Figure contents as structured data:
-------------------------
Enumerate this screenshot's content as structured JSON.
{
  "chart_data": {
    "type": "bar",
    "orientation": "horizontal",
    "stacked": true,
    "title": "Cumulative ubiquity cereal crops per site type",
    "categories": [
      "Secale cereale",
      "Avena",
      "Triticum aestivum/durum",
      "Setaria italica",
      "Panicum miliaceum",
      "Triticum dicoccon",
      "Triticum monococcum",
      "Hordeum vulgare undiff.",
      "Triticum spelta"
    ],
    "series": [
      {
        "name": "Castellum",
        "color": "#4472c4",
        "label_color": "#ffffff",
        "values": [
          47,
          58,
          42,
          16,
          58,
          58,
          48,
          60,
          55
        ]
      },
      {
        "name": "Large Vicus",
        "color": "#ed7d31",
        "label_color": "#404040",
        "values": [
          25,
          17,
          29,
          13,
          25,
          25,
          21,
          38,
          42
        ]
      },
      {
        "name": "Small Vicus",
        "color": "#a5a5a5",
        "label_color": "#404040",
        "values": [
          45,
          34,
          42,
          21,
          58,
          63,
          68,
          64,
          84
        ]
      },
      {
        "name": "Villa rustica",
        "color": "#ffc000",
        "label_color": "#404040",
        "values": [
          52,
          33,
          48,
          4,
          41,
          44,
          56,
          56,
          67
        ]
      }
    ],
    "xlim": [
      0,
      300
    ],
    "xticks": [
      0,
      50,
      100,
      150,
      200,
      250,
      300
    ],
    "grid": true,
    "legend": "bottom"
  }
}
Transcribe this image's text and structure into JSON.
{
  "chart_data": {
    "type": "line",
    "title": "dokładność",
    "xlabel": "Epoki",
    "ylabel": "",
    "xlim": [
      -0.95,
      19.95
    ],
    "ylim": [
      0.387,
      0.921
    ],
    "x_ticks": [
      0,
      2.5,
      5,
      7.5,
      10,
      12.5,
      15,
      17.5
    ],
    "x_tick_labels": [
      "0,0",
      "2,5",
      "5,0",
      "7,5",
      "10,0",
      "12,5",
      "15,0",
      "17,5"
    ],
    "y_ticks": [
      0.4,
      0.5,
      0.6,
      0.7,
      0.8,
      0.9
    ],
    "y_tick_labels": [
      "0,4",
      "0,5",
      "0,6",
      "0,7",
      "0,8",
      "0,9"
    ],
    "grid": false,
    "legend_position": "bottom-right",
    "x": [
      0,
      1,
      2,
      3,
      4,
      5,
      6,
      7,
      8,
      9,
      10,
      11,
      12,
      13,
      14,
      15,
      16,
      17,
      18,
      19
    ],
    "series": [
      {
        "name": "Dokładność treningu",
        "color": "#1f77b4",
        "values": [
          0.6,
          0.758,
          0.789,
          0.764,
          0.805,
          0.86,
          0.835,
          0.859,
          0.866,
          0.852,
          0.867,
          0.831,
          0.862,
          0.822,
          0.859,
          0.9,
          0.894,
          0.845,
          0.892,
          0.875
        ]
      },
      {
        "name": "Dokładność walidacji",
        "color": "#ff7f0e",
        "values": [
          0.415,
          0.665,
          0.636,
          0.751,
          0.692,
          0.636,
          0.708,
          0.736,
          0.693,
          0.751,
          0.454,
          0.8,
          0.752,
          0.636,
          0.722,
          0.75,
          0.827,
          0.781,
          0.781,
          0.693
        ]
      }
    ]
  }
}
-------------------------
Instruction:
Pick out the lines above that hold the string "type" and show them.

Solution to this problem:
    "type": "bar",
    "title": "Cumulative ubiquity cereal crops per site type",
    "type": "line",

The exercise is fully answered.